>> begin Records for the exercise

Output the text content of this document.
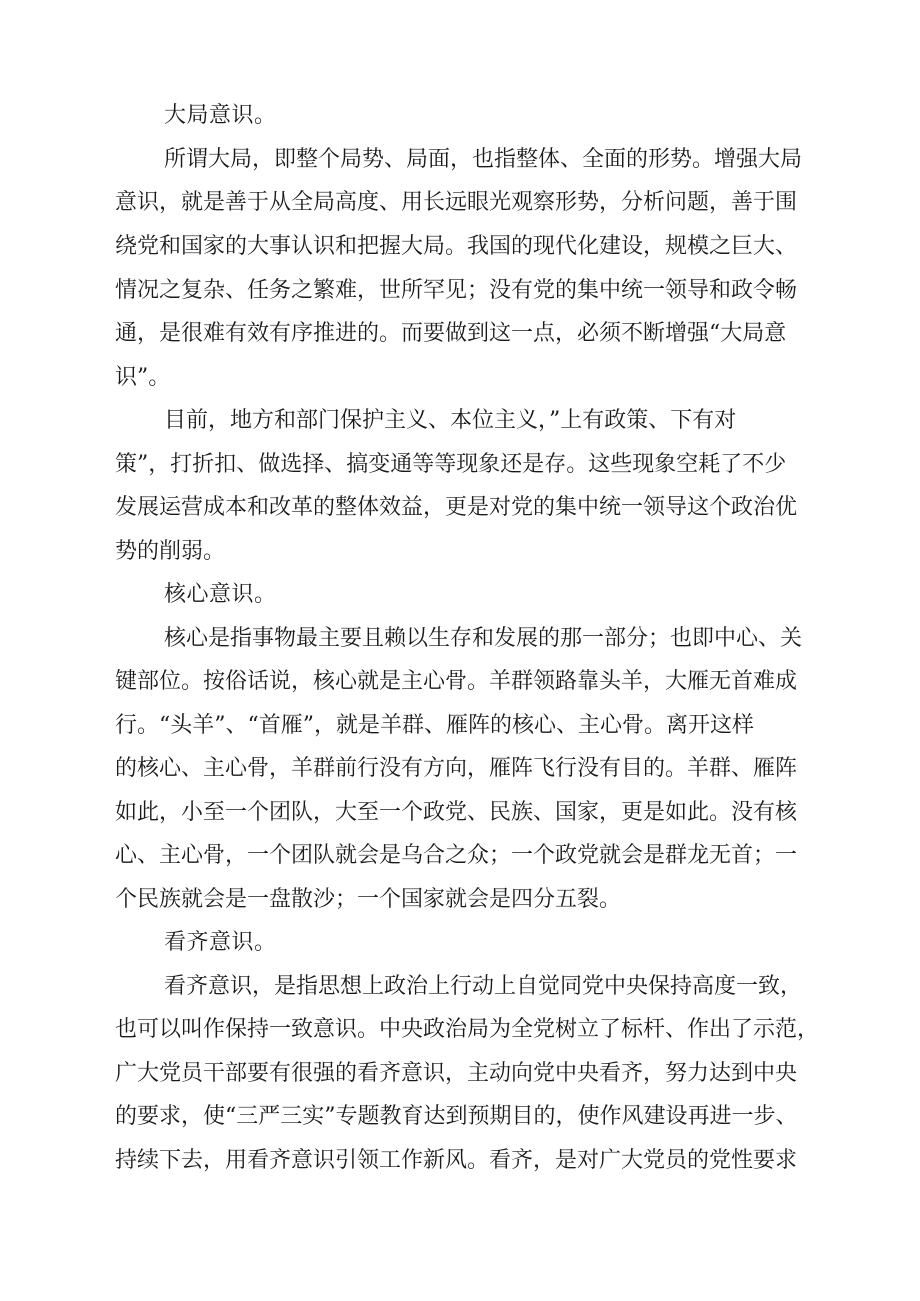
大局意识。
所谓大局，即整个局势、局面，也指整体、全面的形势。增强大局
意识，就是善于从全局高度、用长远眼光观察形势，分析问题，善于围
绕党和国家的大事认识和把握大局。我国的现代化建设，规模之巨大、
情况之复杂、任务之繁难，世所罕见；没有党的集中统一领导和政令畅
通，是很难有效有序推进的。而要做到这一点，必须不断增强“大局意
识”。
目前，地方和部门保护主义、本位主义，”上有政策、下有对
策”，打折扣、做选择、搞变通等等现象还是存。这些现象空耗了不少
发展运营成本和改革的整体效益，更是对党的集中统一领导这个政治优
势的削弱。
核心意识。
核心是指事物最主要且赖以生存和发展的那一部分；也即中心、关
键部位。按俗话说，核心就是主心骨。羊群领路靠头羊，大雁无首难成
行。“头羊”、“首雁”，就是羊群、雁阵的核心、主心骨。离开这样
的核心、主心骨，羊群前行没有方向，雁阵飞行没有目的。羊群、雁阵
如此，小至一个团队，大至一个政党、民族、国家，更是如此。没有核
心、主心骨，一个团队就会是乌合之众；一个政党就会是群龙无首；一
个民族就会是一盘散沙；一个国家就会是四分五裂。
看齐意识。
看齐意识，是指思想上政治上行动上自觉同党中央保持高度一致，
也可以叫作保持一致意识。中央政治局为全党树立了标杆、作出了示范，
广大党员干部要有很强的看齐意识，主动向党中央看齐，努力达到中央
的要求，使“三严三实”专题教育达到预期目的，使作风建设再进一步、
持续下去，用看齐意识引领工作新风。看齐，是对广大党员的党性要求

>> end Records for the exercise
>> begin Records for the exercise

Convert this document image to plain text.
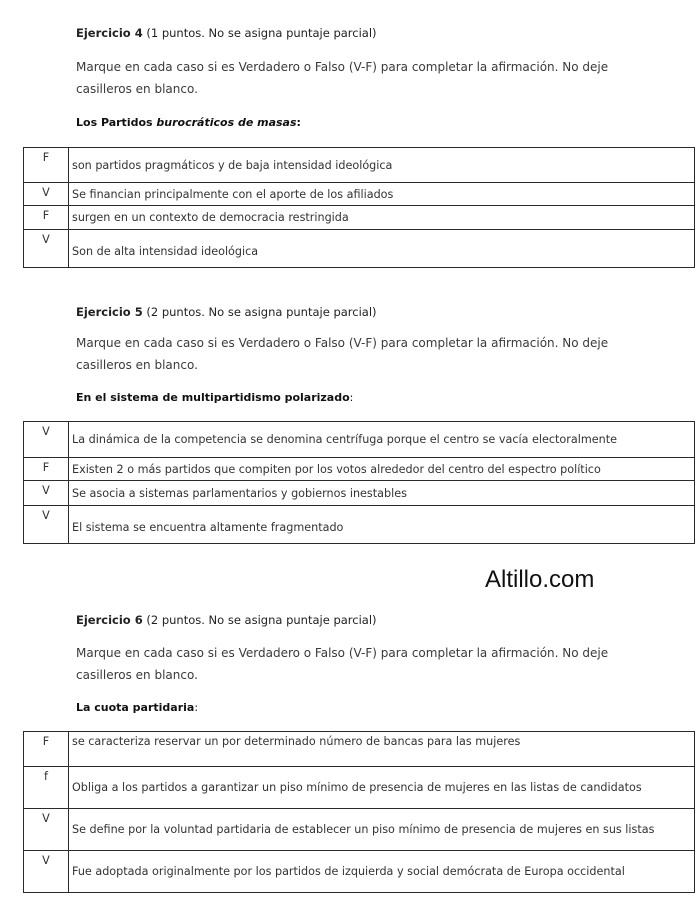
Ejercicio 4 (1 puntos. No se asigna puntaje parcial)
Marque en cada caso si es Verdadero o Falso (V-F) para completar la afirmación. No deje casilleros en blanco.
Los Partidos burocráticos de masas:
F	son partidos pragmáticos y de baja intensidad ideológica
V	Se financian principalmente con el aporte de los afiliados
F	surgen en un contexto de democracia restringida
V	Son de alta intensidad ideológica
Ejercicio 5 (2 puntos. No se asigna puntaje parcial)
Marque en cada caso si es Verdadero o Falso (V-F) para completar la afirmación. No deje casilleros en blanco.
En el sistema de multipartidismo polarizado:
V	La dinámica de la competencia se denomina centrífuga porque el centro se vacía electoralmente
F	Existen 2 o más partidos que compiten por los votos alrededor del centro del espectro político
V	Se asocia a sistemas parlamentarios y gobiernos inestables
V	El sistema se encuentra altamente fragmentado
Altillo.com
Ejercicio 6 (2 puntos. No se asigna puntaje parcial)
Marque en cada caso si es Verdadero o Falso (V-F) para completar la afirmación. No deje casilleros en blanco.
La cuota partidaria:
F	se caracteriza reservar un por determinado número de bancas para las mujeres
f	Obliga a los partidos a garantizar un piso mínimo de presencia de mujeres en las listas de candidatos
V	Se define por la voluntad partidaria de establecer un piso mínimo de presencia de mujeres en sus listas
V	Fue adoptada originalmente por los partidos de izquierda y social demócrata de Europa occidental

>> end Records for the exercise
>> begin Records for the exercise

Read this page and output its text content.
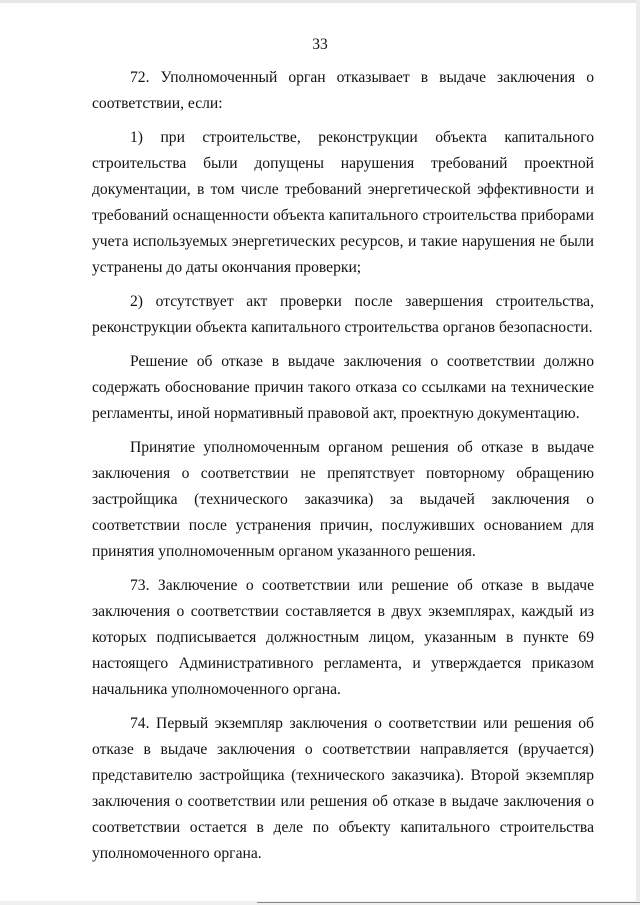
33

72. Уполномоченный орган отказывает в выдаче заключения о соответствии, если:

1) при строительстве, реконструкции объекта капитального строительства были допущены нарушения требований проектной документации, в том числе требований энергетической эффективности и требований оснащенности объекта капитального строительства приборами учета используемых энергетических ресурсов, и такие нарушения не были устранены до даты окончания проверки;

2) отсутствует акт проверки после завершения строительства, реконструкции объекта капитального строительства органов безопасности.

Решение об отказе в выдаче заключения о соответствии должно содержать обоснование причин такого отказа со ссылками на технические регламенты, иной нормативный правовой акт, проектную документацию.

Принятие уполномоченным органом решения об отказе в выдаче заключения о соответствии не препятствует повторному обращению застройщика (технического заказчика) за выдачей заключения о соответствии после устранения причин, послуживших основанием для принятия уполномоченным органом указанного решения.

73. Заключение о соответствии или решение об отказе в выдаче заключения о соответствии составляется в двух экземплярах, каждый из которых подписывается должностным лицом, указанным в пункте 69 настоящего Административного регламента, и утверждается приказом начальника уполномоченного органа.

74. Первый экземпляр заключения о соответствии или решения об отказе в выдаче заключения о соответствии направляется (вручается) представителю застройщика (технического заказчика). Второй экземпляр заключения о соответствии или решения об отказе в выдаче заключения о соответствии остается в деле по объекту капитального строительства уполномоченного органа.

>> end Records for the exercise

→ **Requirements**: Copy every line above that includes the string "выдаче".

→ **Response to the exercise**:
72. Уполномоченный орган отказывает в выдаче заключения о соответствии, если:
Решение об отказе в выдаче заключения о соответствии должно содержать обоснование причин такого отказа со ссылками на технические регламенты, иной нормативный правовой акт, проектную документацию.
Принятие уполномоченным органом решения об отказе в выдаче заключения о соответствии не препятствует повторному обращению застройщика (технического заказчика) за выдачей заключения о соответствии после устранения причин, послуживших основанием для принятия уполномоченным органом указанного решения.
73. Заключение о соответствии или решение об отказе в выдаче заключения о соответствии составляется в двух экземплярах, каждый из которых подписывается должностным лицом, указанным в пункте 69 настоящего Административного регламента, и утверждается приказом начальника уполномоченного органа.
74. Первый экземпляр заключения о соответствии или решения об отказе в выдаче заключения о соответствии направляется (вручается) представителю застройщика (технического заказчика). Второй экземпляр заключения о соответствии или решения об отказе в выдаче заключения о соответствии остается в деле по объекту капитального строительства уполномоченного органа.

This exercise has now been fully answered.